Stored data entries:

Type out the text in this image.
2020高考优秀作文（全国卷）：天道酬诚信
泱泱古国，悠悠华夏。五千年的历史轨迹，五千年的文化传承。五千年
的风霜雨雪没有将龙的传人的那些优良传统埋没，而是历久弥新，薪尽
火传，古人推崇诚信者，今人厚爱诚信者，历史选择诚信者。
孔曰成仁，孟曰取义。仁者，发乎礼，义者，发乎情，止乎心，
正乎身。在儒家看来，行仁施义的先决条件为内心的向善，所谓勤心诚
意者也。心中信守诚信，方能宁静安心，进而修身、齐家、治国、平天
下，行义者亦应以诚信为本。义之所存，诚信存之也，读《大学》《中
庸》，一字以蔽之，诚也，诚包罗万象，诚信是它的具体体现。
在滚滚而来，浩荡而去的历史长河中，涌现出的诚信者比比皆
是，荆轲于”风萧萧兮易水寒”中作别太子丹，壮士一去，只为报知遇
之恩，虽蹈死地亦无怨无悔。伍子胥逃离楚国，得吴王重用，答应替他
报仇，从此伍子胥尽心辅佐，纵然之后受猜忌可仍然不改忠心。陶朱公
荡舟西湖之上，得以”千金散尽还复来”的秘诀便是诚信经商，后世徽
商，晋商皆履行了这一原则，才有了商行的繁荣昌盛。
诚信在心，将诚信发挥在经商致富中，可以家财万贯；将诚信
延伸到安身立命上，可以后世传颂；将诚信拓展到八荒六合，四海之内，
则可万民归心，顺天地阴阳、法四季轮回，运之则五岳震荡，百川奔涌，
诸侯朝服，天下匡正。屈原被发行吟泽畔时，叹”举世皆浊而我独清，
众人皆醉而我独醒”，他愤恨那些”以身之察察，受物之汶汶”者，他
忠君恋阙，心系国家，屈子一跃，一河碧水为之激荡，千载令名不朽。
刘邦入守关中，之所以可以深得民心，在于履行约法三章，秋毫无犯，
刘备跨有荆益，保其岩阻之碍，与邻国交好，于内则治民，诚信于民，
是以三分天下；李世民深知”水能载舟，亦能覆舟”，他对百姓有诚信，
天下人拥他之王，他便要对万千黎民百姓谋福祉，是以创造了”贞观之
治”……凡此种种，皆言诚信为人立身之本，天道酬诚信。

* THE EXERCISE
Using the data above, say how many lines include "天道酬诚信". No other reply is needed.

* FULL OUTPUT
2